[Entries from a page text collection]

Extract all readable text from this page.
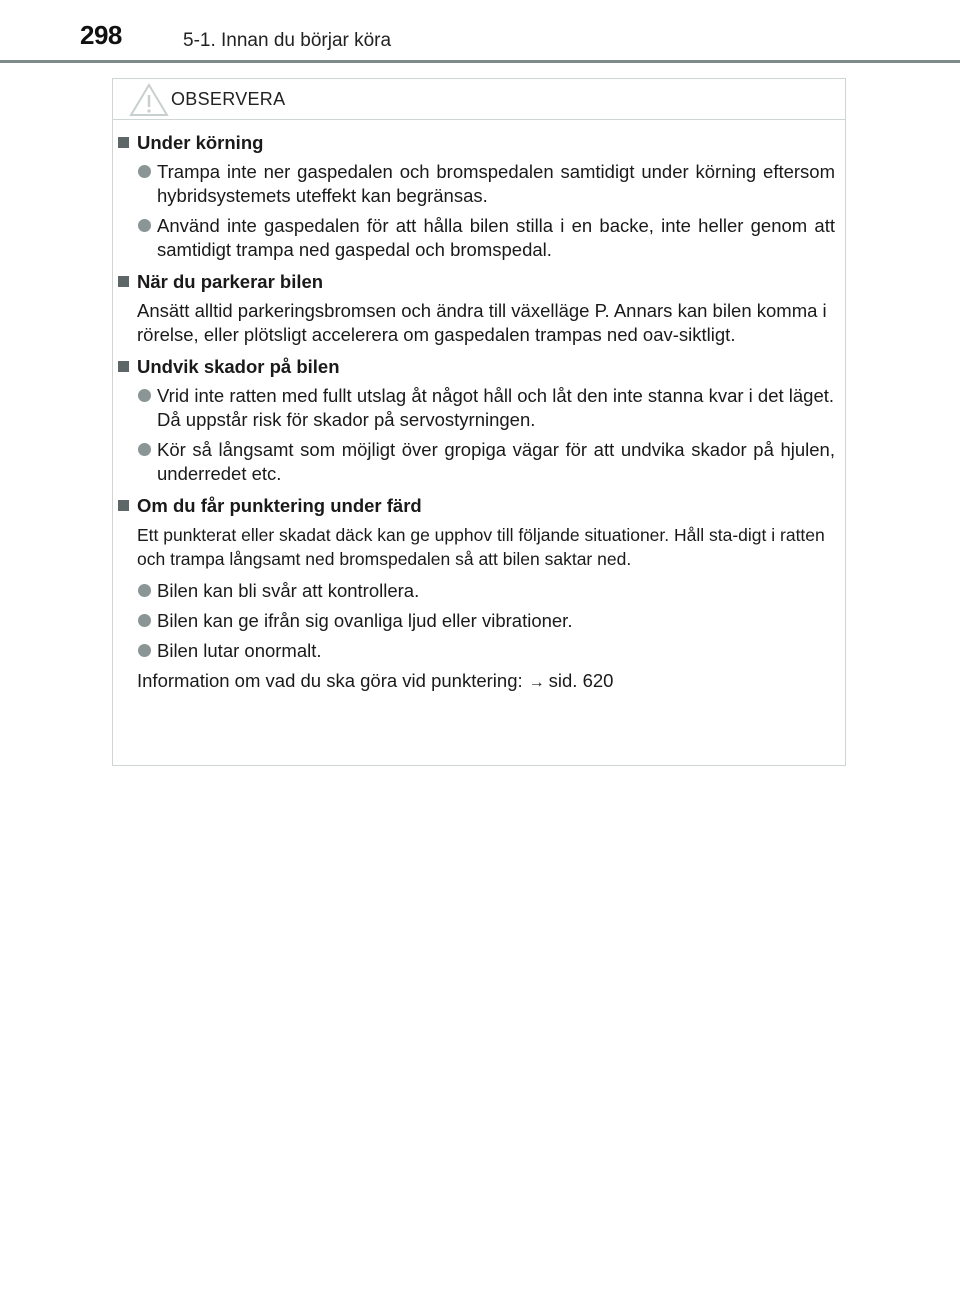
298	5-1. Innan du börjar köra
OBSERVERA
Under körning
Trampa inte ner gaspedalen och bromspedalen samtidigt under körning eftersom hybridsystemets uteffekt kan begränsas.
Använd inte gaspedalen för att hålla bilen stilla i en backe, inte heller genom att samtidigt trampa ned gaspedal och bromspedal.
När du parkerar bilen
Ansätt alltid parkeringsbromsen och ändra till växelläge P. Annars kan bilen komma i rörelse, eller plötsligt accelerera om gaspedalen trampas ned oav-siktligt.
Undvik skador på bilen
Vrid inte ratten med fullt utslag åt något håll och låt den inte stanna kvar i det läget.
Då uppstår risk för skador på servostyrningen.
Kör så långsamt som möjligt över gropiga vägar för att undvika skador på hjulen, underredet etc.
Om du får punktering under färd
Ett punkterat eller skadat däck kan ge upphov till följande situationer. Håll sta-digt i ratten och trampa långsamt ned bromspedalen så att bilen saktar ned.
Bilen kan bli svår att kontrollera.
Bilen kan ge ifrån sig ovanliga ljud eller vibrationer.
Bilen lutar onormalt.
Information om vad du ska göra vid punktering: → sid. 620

* * *

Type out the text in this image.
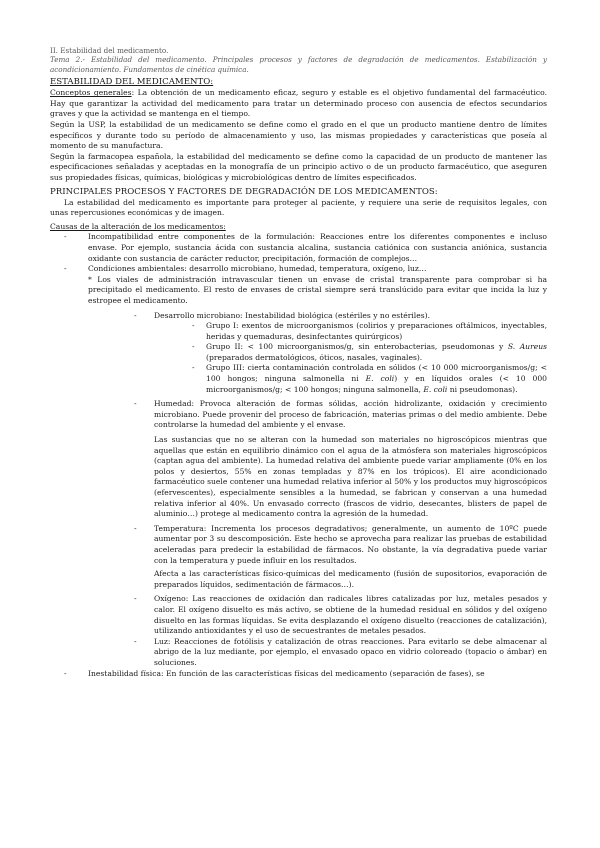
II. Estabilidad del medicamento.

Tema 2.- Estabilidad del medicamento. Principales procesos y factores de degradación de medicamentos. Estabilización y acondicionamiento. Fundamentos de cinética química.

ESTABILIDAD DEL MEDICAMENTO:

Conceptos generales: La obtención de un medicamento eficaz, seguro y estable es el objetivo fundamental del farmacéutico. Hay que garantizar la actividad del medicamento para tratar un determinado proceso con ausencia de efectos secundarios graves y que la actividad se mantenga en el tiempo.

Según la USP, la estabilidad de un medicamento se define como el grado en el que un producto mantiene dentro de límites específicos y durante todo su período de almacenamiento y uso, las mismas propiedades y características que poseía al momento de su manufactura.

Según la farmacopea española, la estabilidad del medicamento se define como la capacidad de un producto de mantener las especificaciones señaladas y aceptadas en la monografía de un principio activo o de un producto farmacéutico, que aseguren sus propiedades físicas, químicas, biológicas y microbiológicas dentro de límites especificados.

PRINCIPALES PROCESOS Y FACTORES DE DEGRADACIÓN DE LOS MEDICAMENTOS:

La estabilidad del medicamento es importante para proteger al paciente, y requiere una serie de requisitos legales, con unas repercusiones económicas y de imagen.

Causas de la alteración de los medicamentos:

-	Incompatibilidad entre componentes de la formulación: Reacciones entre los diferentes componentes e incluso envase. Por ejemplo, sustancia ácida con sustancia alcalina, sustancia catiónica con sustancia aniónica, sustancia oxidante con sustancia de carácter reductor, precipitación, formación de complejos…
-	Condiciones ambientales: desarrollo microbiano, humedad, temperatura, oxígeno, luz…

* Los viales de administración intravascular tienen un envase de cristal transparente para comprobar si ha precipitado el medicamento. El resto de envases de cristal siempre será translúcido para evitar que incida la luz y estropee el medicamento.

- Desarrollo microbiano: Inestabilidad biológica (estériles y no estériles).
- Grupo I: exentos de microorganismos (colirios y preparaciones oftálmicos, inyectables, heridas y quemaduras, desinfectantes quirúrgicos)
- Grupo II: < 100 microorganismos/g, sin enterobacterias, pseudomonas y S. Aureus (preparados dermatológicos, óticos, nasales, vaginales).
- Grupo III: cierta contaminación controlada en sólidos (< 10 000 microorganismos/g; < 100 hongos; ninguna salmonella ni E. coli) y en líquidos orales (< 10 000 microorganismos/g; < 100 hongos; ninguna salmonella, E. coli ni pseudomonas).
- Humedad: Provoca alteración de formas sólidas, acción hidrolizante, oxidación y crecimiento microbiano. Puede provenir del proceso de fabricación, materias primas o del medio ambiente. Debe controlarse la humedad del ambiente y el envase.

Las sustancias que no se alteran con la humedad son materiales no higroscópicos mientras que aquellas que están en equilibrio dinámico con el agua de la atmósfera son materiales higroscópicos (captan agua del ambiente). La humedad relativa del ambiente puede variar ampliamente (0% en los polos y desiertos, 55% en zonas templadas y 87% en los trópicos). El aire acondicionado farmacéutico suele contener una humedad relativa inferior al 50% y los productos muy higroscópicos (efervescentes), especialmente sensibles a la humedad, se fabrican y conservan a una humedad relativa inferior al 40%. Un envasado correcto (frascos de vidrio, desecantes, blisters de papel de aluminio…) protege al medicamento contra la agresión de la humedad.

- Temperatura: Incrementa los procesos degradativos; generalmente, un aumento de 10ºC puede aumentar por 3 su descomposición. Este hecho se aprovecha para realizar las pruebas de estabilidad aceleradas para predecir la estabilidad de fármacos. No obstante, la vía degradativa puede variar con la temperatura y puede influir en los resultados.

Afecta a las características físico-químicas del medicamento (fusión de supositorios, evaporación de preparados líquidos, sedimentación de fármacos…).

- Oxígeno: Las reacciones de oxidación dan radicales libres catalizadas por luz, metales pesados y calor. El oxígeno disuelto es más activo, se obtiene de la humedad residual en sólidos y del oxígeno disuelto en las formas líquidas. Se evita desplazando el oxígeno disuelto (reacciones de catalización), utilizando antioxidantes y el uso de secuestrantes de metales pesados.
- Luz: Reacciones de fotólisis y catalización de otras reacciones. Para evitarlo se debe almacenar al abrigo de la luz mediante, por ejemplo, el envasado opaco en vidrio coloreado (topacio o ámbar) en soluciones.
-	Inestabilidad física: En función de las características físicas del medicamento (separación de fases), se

## [Instructions to follow]
One number is the full answer: how many lines of the records include the string "envasado".

## [Written solution]
2